_To do_
Quote all lines below exactly. Images stay out.

##### Records provided #####

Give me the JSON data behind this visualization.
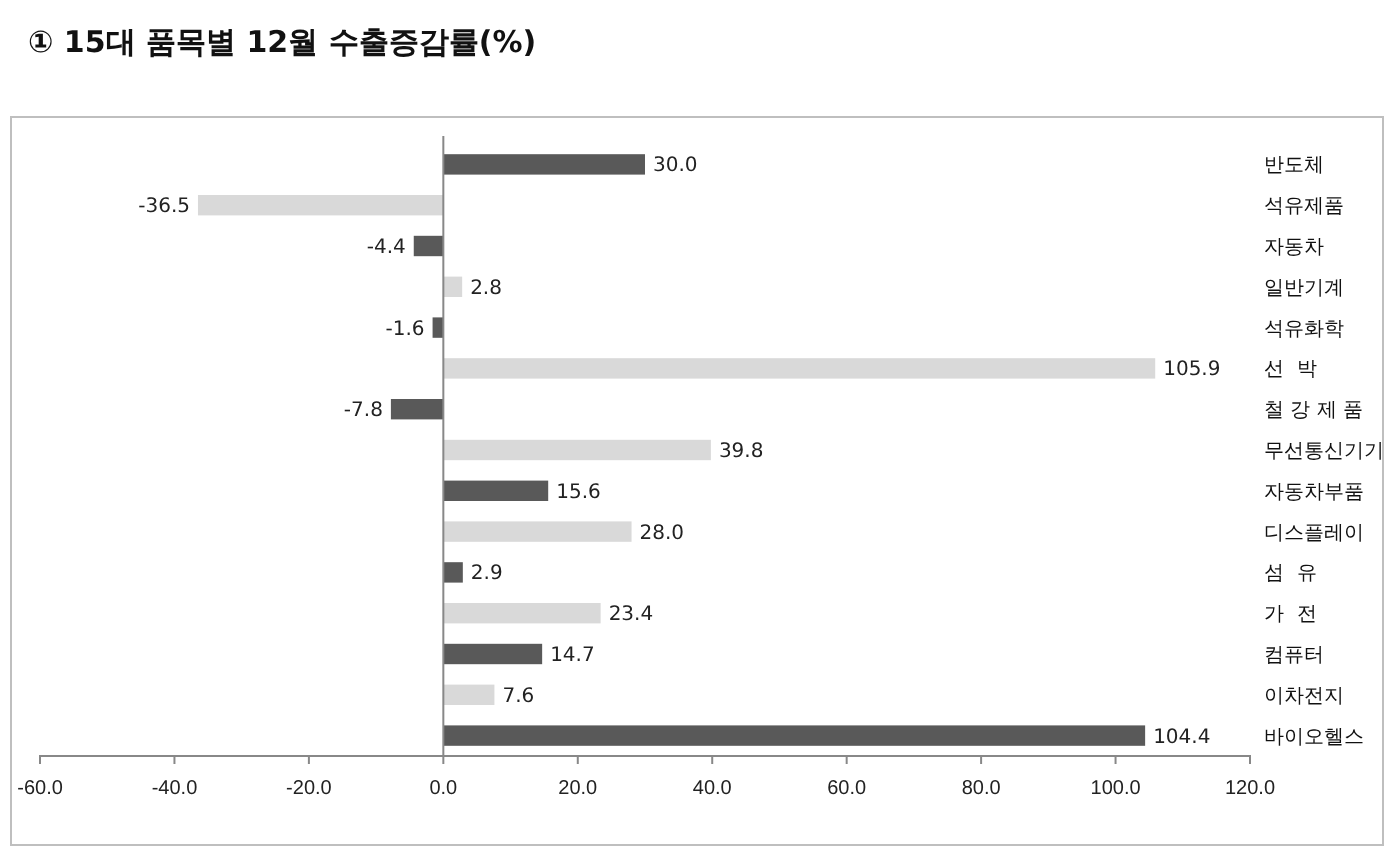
{
  "chart_data": {
    "type": "bar",
    "orientation": "horizontal",
    "title": "① 15대 품목별 12월 수출증감률(%)",
    "categories": [
      "반도체",
      "석유제품",
      "자동차",
      "일반기계",
      "석유화학",
      "선  박",
      "철 강 제 품",
      "무선통신기기",
      "자동차부품",
      "디스플레이",
      "섬  유",
      "가  전",
      "컴퓨터",
      "이차전지",
      "바이오헬스"
    ],
    "values": [
      30.0,
      -36.5,
      -4.4,
      2.8,
      -1.6,
      105.9,
      -7.8,
      39.8,
      15.6,
      28.0,
      2.9,
      23.4,
      14.7,
      7.6,
      104.4
    ],
    "value_labels": [
      "30.0",
      "-36.5",
      "-4.4",
      "2.8",
      "-1.6",
      "105.9",
      "-7.8",
      "39.8",
      "15.6",
      "28.0",
      "2.9",
      "23.4",
      "14.7",
      "7.6",
      "104.4"
    ],
    "colors": [
      "#595959",
      "#d9d9d9",
      "#595959",
      "#d9d9d9",
      "#595959",
      "#d9d9d9",
      "#595959",
      "#d9d9d9",
      "#595959",
      "#d9d9d9",
      "#595959",
      "#d9d9d9",
      "#595959",
      "#d9d9d9",
      "#595959"
    ],
    "xlim": [
      -60,
      120
    ],
    "xticks": [
      {
        "value": -60,
        "label": "-60.0"
      },
      {
        "value": -40,
        "label": "-40.0"
      },
      {
        "value": -20,
        "label": "-20.0"
      },
      {
        "value": 0,
        "label": "0.0"
      },
      {
        "value": 20,
        "label": "20.0"
      },
      {
        "value": 40,
        "label": "40.0"
      },
      {
        "value": 60,
        "label": "60.0"
      },
      {
        "value": 80,
        "label": "80.0"
      },
      {
        "value": 100,
        "label": "100.0"
      },
      {
        "value": 120,
        "label": "120.0"
      }
    ],
    "tick_labels": "x"
  }
}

#####

_Response to this task_
Give me the JSON data behind this visualization.
{
  "chart_data": {
    "type": "bar",
    "orientation": "horizontal",
    "title": "① 15대 품목별 12월 수출증감률(%)",
    "categories": [
      "반도체",
      "석유제품",
      "자동차",
      "일반기계",
      "석유화학",
      "선  박",
      "철 강 제 품",
      "무선통신기기",
      "자동차부품",
      "디스플레이",
      "섬  유",
      "가  전",
      "컴퓨터",
      "이차전지",
      "바이오헬스"
    ],
    "values": [
      30.0,
      -36.5,
      -4.4,
      2.8,
      -1.6,
      105.9,
      -7.8,
      39.8,
      15.6,
      28.0,
      2.9,
      23.4,
      14.7,
      7.6,
      104.4
    ],
    "value_labels": [
      "30.0",
      "-36.5",
      "-4.4",
      "2.8",
      "-1.6",
      "105.9",
      "-7.8",
      "39.8",
      "15.6",
      "28.0",
      "2.9",
      "23.4",
      "14.7",
      "7.6",
      "104.4"
    ],
    "colors": [
      "#595959",
      "#d9d9d9",
      "#595959",
      "#d9d9d9",
      "#595959",
      "#d9d9d9",
      "#595959",
      "#d9d9d9",
      "#595959",
      "#d9d9d9",
      "#595959",
      "#d9d9d9",
      "#595959",
      "#d9d9d9",
      "#595959"
    ],
    "xlim": [
      -60,
      120
    ],
    "xticks": [
      {
        "value": -60,
        "label": "-60.0"
      },
      {
        "value": -40,
        "label": "-40.0"
      },
      {
        "value": -20,
        "label": "-20.0"
      },
      {
        "value": 0,
        "label": "0.0"
      },
      {
        "value": 20,
        "label": "20.0"
      },
      {
        "value": 40,
        "label": "40.0"
      },
      {
        "value": 60,
        "label": "60.0"
      },
      {
        "value": 80,
        "label": "80.0"
      },
      {
        "value": 100,
        "label": "100.0"
      },
      {
        "value": 120,
        "label": "120.0"
      }
    ],
    "tick_labels": "x"
  }
}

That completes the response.